(STORED DATA)
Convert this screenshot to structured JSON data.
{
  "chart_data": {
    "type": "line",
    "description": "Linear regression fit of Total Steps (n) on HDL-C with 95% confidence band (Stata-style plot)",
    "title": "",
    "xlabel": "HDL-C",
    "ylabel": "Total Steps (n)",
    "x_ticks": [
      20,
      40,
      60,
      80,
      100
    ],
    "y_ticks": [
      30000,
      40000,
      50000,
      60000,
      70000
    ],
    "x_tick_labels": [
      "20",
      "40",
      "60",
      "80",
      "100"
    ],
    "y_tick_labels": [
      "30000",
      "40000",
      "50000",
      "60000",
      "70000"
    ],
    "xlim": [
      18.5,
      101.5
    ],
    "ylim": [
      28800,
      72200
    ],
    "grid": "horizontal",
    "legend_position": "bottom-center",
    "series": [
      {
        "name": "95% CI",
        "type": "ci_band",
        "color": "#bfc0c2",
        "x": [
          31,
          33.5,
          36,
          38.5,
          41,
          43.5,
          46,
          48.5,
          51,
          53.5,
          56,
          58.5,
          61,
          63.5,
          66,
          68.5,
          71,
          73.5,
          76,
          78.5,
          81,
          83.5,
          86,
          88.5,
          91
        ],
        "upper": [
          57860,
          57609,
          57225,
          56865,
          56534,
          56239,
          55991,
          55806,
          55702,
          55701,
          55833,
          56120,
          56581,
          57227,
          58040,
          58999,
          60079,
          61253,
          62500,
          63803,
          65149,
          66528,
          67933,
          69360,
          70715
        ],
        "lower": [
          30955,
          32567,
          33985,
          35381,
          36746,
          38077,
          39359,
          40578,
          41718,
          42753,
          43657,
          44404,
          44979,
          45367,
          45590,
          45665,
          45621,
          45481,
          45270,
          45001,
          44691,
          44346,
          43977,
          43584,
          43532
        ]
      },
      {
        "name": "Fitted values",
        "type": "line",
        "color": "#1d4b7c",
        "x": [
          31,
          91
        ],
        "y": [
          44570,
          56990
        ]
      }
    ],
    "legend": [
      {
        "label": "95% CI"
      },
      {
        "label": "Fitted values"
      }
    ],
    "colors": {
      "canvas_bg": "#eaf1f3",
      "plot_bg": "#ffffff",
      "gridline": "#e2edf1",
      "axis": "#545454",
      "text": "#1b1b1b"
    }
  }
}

(WHAT IS REQUIRED) Transcribe the full listing above without leaving anything out.

(FINAL RESULT)
Convert this screenshot to structured JSON data.
{
  "chart_data": {
    "type": "line",
    "description": "Linear regression fit of Total Steps (n) on HDL-C with 95% confidence band (Stata-style plot)",
    "title": "",
    "xlabel": "HDL-C",
    "ylabel": "Total Steps (n)",
    "x_ticks": [
      20,
      40,
      60,
      80,
      100
    ],
    "y_ticks": [
      30000,
      40000,
      50000,
      60000,
      70000
    ],
    "x_tick_labels": [
      "20",
      "40",
      "60",
      "80",
      "100"
    ],
    "y_tick_labels": [
      "30000",
      "40000",
      "50000",
      "60000",
      "70000"
    ],
    "xlim": [
      18.5,
      101.5
    ],
    "ylim": [
      28800,
      72200
    ],
    "grid": "horizontal",
    "legend_position": "bottom-center",
    "series": [
      {
        "name": "95% CI",
        "type": "ci_band",
        "color": "#bfc0c2",
        "x": [
          31,
          33.5,
          36,
          38.5,
          41,
          43.5,
          46,
          48.5,
          51,
          53.5,
          56,
          58.5,
          61,
          63.5,
          66,
          68.5,
          71,
          73.5,
          76,
          78.5,
          81,
          83.5,
          86,
          88.5,
          91
        ],
        "upper": [
          57860,
          57609,
          57225,
          56865,
          56534,
          56239,
          55991,
          55806,
          55702,
          55701,
          55833,
          56120,
          56581,
          57227,
          58040,
          58999,
          60079,
          61253,
          62500,
          63803,
          65149,
          66528,
          67933,
          69360,
          70715
        ],
        "lower": [
          30955,
          32567,
          33985,
          35381,
          36746,
          38077,
          39359,
          40578,
          41718,
          42753,
          43657,
          44404,
          44979,
          45367,
          45590,
          45665,
          45621,
          45481,
          45270,
          45001,
          44691,
          44346,
          43977,
          43584,
          43532
        ]
      },
      {
        "name": "Fitted values",
        "type": "line",
        "color": "#1d4b7c",
        "x": [
          31,
          91
        ],
        "y": [
          44570,
          56990
        ]
      }
    ],
    "legend": [
      {
        "label": "95% CI"
      },
      {
        "label": "Fitted values"
      }
    ],
    "colors": {
      "canvas_bg": "#eaf1f3",
      "plot_bg": "#ffffff",
      "gridline": "#e2edf1",
      "axis": "#545454",
      "text": "#1b1b1b"
    }
  }
}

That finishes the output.